* [Stated problem]
Restate the whole of the material. Keep every word, and drop the pictures.

------ Supplied material

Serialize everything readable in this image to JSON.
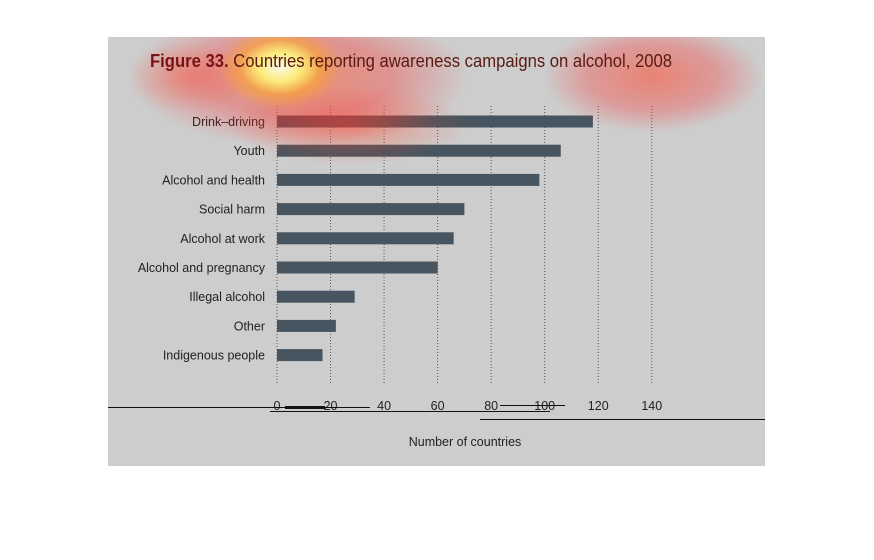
{
  "chart_data": {
    "type": "bar",
    "orientation": "horizontal",
    "title_prefix": "Figure 33.",
    "title": "Countries reporting awareness campaigns on alcohol, 2008",
    "categories": [
      "Drink–driving",
      "Youth",
      "Alcohol and health",
      "Social harm",
      "Alcohol at work",
      "Alcohol and pregnancy",
      "Illegal alcohol",
      "Other",
      "Indigenous people"
    ],
    "values": [
      118,
      106,
      98,
      70,
      66,
      60,
      29,
      22,
      17
    ],
    "xlabel": "Number of countries",
    "ylabel": "",
    "xlim": [
      0,
      140
    ],
    "xticks": [
      0,
      20,
      40,
      60,
      80,
      100,
      120,
      140
    ],
    "grid": "vertical dotted",
    "colors": {
      "bar": "#465560",
      "panel": "#cdcdcd",
      "title_accent": "#7a1414"
    }
  }
}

------------

* [Task answer]
Serialize everything readable in this image to JSON.
{
  "chart_data": {
    "type": "bar",
    "orientation": "horizontal",
    "title_prefix": "Figure 33.",
    "title": "Countries reporting awareness campaigns on alcohol, 2008",
    "categories": [
      "Drink–driving",
      "Youth",
      "Alcohol and health",
      "Social harm",
      "Alcohol at work",
      "Alcohol and pregnancy",
      "Illegal alcohol",
      "Other",
      "Indigenous people"
    ],
    "values": [
      118,
      106,
      98,
      70,
      66,
      60,
      29,
      22,
      17
    ],
    "xlabel": "Number of countries",
    "ylabel": "",
    "xlim": [
      0,
      140
    ],
    "xticks": [
      0,
      20,
      40,
      60,
      80,
      100,
      120,
      140
    ],
    "grid": "vertical dotted",
    "colors": {
      "bar": "#465560",
      "panel": "#cdcdcd",
      "title_accent": "#7a1414"
    }
  }
}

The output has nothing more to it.